WRITTEN PROBLEM - Please reproduce the material exactly, starting with its first line and going on through the line that contains "261, 101, 279]", with that line included.

GIVEN INFORMATION -

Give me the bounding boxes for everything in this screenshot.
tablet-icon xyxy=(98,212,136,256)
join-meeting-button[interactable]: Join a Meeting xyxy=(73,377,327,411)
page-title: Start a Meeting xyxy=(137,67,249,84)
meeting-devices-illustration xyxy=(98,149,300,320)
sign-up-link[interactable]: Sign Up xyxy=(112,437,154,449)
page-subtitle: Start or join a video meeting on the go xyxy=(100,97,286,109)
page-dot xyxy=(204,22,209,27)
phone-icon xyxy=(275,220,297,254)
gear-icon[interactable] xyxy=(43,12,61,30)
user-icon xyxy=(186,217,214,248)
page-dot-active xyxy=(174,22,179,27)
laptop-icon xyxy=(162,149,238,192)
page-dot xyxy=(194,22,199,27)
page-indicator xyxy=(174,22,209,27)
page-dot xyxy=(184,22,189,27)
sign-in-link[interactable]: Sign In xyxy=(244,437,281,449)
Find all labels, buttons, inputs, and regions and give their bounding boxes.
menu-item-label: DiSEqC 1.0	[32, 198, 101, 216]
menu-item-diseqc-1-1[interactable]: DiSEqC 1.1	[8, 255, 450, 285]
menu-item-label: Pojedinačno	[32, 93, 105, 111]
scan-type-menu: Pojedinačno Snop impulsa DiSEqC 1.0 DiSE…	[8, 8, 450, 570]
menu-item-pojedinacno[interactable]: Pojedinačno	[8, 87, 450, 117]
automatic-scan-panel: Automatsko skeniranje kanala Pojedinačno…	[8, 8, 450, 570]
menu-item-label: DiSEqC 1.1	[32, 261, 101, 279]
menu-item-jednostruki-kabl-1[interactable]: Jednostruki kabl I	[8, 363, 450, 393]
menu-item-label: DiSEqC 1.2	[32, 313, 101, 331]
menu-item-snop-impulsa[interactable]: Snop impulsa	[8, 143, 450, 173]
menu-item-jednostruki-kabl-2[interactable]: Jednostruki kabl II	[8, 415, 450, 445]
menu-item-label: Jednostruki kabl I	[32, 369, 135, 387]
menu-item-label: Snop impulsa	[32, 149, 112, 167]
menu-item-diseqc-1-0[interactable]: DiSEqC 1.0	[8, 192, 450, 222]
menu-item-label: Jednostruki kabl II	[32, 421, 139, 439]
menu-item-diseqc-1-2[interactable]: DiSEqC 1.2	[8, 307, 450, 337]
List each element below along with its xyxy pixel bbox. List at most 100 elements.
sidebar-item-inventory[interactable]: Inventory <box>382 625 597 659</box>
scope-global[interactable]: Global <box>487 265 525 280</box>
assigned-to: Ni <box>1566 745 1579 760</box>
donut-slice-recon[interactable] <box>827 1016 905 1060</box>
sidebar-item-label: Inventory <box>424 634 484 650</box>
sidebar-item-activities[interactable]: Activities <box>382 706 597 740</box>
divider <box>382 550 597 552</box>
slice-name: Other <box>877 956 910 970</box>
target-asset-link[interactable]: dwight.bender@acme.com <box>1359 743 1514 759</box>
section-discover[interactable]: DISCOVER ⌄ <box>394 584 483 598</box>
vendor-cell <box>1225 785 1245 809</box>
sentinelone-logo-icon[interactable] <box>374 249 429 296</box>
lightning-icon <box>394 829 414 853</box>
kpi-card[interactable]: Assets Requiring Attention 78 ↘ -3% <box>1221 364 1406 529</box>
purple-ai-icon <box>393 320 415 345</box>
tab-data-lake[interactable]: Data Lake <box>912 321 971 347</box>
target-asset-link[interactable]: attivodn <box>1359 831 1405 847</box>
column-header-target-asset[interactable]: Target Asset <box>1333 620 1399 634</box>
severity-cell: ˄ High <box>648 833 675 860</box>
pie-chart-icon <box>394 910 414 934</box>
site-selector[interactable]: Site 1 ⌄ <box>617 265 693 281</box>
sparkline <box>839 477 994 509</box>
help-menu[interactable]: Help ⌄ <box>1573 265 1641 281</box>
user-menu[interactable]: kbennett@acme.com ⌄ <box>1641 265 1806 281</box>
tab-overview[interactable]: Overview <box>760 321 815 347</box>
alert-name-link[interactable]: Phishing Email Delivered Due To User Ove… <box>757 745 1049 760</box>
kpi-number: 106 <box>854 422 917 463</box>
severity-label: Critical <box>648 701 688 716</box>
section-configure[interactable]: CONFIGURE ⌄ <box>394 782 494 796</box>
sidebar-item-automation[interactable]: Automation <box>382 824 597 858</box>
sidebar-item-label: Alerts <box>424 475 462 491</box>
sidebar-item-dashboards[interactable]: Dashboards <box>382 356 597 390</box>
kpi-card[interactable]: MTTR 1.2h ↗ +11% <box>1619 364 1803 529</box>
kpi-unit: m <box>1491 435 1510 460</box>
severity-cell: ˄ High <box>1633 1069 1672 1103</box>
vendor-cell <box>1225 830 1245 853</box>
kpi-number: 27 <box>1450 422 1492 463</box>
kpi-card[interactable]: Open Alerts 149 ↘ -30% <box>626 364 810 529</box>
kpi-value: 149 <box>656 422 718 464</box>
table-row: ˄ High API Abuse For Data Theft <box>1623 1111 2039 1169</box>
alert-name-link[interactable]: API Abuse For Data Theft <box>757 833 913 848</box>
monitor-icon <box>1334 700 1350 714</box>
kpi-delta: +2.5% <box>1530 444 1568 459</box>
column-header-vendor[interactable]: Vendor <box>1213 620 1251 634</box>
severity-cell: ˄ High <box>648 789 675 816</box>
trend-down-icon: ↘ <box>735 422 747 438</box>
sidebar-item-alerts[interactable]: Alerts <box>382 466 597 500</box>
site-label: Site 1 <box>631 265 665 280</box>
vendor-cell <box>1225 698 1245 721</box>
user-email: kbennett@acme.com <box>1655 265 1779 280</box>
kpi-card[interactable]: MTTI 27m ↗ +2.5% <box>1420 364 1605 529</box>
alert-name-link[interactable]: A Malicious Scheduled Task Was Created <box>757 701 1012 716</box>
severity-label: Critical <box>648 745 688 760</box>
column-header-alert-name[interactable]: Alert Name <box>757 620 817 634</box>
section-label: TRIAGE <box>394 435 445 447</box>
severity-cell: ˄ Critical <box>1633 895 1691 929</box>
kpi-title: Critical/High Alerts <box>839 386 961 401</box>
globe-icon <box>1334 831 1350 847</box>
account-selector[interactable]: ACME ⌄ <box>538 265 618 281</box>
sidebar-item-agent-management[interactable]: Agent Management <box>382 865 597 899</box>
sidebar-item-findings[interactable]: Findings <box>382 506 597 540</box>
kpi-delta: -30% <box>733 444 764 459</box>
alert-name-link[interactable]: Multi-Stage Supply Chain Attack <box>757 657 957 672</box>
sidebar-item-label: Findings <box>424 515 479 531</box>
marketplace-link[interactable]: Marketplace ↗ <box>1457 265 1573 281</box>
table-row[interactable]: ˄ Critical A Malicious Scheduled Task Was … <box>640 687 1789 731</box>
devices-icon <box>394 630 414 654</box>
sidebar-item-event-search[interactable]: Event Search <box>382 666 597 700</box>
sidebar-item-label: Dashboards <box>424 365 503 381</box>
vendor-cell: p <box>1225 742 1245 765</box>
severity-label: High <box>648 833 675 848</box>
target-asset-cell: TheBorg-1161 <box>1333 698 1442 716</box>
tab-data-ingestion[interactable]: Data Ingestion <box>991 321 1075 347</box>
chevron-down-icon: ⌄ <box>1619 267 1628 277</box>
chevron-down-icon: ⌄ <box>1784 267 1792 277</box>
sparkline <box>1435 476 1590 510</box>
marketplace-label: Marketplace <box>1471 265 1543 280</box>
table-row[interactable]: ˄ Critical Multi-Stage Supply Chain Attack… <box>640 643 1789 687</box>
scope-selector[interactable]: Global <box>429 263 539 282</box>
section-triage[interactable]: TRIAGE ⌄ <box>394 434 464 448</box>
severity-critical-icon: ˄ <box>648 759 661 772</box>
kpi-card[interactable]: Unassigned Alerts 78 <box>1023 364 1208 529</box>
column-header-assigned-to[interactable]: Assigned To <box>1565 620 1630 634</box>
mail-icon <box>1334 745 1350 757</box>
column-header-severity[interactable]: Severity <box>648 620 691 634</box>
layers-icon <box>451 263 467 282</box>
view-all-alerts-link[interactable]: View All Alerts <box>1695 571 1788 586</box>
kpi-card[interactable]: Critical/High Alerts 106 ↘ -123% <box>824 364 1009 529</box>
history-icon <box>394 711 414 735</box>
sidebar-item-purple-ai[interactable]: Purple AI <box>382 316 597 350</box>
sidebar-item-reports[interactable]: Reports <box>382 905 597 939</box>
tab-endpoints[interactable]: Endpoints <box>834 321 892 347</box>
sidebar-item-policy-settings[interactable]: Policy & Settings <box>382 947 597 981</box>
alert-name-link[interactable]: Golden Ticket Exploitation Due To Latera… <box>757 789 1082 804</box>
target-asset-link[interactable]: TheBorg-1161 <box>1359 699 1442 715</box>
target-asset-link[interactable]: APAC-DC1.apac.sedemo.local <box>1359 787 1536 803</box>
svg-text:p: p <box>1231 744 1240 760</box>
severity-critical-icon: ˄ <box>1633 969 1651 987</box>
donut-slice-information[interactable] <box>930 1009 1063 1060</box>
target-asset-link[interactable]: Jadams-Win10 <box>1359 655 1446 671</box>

EXERCISE RESPONSE -
Give me the bounding boxes for everything in this screenshot.
tablet-icon xyxy=(98,212,136,256)
join-meeting-button[interactable]: Join a Meeting xyxy=(73,377,327,411)
page-title: Start a Meeting xyxy=(137,67,249,84)
meeting-devices-illustration xyxy=(98,149,300,320)
sign-up-link[interactable]: Sign Up xyxy=(112,437,154,449)
page-subtitle: Start or join a video meeting on the go xyxy=(100,97,286,109)
page-dot xyxy=(204,22,209,27)
phone-icon xyxy=(275,220,297,254)
gear-icon[interactable] xyxy=(43,12,61,30)
user-icon xyxy=(186,217,214,248)
page-dot-active xyxy=(174,22,179,27)
laptop-icon xyxy=(162,149,238,192)
page-dot xyxy=(194,22,199,27)
page-indicator xyxy=(174,22,209,27)
page-dot xyxy=(184,22,189,27)
sign-in-link[interactable]: Sign In xyxy=(244,437,281,449)
Find all labels, buttons, inputs, and regions and give their bounding boxes.
menu-item-label: DiSEqC 1.0	[32, 198, 101, 216]
menu-item-diseqc-1-1[interactable]: DiSEqC 1.1	[8, 255, 450, 285]
menu-item-label: Pojedinačno	[32, 93, 105, 111]
scan-type-menu: Pojedinačno Snop impulsa DiSEqC 1.0 DiSE…	[8, 8, 450, 570]
menu-item-pojedinacno[interactable]: Pojedinačno	[8, 87, 450, 117]
automatic-scan-panel: Automatsko skeniranje kanala Pojedinačno…	[8, 8, 450, 570]
menu-item-label: DiSEqC 1.1	[32, 261, 101, 279]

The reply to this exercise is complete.